DOCUMENT PASSAGE:
'''

Part 1
[img]1218|left|Nancy Goldberg||no_popup[/img]As 42 years’ worth of admiring Culver City students will attest, just-retired Nancy Goldberg brings distinct, sui generis, rhythms to the November race for two seats on the School Board.
No one is going to say she reminds him of anyone else in this campaign or any within memory.
Put away the brimstone, the fire and the telephone-pole-length homemade signs that scream “Vote for Me — or Else.”
A carryover from her classroom days, Ms. Goldberg is the cerebral candidate this season.
She will quietly reason through thickets of rhetoric, and deliver her answer after due deliberation. She will discuss denouements as easily as others will talk about endings.
Surely she is a sentimental choice in the four-person field.
When America thinks politicians, the immediate vision is the way that Mr. Obama and Mr. Boehner raged at and name-called each other on television last evening.
Not Ms. Goldberg’s style.
Widely viewed with enduring affection, the mother, grandmother and great-grandmother nevertheless still needs to prove she possesses the mettle, the teeth-gritting tough edge, to be a conquering candidate.
Question: Was it a difficult decision to run for public office for the first time in your life?
“I am at that age where I know I still have a few good years left in me. I am very healthy. I am very active, and I knew that it was time for me to back off (from school). I couldn’t take another class. I was only working fourth period.
“I lost my husband (Robert Sydney Goldberg) in ’05, and I was so grateful to have my job with the kids, and the love they have.
“We were married 46 years. There are no sad parts. He knew I was a teacher from the time he was sending me to school and paying for it, and saying, ‘Yeah, you’ll get there,’ and I did. I think he kind of enjoyed that, the fact that I could complete something I wanted.”
Returning her focus to the classroom, Ms. Goldberg said: “I began to realize there was this great big question of testing coming over the mountain, and I am scared of it. The last two years, it became even more onerous, not through any purpose of because of any design by the District. But it is coming down the pike federally.”
Ms. Goldberg’s central objection to the federally ordered testing, she said, “is the time element involved. You are not spending time interacting with students, having them share with one another, having discussion groups of the type that Dylan (Farris, expected to be named the new principal of Culver City High School tonight) did the first time I saw him in a classroom.
“Dylan’s students, by the time I got them in the 11th grade, had a capacity for argument, rhetoric. They were conscious of these things, and actually before then.

'''

RAW RECORDS:
'''

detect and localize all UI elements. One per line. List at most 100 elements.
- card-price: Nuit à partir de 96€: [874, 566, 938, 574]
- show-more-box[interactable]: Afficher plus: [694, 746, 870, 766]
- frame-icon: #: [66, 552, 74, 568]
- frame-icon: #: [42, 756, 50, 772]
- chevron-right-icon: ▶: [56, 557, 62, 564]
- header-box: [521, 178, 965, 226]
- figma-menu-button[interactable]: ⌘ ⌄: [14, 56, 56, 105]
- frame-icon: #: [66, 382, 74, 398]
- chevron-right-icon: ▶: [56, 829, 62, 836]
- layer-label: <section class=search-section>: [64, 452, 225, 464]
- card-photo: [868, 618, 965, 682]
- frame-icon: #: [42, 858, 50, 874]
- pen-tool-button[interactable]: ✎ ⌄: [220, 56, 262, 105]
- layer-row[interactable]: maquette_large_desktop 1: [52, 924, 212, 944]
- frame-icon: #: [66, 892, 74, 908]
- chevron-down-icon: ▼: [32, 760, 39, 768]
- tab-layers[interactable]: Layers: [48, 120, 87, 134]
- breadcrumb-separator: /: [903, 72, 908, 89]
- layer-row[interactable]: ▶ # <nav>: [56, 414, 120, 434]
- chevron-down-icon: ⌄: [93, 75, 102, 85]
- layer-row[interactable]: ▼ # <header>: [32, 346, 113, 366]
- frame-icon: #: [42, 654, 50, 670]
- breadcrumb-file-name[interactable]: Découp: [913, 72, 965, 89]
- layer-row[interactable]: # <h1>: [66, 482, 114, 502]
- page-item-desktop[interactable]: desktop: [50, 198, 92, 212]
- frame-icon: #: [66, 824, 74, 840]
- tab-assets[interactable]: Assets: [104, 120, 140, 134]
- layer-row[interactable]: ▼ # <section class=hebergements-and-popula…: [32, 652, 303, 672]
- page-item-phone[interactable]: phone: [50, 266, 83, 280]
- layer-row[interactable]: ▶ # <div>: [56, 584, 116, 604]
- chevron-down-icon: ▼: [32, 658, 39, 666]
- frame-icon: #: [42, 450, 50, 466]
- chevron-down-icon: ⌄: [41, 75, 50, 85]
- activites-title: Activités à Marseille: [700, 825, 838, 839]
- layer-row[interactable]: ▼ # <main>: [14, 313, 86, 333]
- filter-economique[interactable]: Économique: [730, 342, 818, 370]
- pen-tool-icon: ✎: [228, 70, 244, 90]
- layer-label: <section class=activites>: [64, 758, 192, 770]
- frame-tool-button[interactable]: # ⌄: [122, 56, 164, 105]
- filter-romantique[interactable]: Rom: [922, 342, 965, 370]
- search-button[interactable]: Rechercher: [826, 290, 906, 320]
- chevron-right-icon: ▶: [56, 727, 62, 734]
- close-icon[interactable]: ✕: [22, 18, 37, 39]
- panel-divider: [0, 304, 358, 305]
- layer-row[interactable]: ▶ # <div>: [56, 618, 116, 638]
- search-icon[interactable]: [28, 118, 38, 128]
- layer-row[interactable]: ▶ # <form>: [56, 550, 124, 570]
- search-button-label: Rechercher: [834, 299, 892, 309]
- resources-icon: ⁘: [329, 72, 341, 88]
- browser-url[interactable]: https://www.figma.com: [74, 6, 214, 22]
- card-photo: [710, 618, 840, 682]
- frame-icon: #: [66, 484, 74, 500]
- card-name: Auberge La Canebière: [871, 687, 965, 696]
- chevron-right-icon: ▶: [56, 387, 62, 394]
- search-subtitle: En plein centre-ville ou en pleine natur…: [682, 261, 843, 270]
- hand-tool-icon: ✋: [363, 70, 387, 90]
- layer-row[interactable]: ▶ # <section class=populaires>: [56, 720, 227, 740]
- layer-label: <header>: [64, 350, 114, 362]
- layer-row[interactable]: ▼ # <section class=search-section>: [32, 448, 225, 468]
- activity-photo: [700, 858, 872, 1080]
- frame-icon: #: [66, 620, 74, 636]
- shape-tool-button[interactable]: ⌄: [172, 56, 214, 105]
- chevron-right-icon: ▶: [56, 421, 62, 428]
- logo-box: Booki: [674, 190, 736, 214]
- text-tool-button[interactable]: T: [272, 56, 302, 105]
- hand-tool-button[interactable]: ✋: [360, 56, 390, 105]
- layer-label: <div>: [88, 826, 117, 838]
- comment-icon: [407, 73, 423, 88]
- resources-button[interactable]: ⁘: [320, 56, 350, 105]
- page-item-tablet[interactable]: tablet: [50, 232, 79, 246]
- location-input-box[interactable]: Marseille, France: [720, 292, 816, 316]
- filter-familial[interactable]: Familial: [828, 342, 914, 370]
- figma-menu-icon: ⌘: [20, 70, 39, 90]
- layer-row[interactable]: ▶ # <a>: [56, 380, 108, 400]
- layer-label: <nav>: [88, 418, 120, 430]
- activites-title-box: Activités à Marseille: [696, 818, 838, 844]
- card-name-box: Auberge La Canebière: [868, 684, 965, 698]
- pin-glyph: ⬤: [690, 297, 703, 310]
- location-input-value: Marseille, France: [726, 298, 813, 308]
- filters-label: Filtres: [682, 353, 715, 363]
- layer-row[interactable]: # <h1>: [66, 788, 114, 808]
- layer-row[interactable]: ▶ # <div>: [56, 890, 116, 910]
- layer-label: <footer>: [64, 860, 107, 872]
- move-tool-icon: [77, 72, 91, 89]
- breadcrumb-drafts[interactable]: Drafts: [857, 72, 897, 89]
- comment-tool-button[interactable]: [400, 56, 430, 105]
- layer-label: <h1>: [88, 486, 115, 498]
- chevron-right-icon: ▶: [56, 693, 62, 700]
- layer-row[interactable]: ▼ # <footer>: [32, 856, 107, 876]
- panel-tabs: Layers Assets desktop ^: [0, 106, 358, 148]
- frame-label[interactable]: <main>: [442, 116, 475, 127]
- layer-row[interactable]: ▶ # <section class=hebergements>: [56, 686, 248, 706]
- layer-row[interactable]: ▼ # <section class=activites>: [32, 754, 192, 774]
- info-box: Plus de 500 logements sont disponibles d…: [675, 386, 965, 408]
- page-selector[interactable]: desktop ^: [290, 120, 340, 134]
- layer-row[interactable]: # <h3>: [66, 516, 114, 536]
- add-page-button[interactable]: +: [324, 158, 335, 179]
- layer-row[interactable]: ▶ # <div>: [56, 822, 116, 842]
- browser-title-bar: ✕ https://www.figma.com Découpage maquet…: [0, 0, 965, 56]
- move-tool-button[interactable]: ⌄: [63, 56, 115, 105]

'''

Duplicate word for word the passage in the profile of the school board candidate above, starting at "Not Ms. Goldberg’s" and ending at "in your life?".

THE SOLUTION:
Not Ms. Goldberg’s style.
Widely viewed with enduring affection, the mother, grandmother and great-grandmother nevertheless still needs to prove she possesses the mettle, the teeth-gritting tough edge, to be a conquering candidate.
Question: Was it a difficult decision to run for public office for the first time in your life?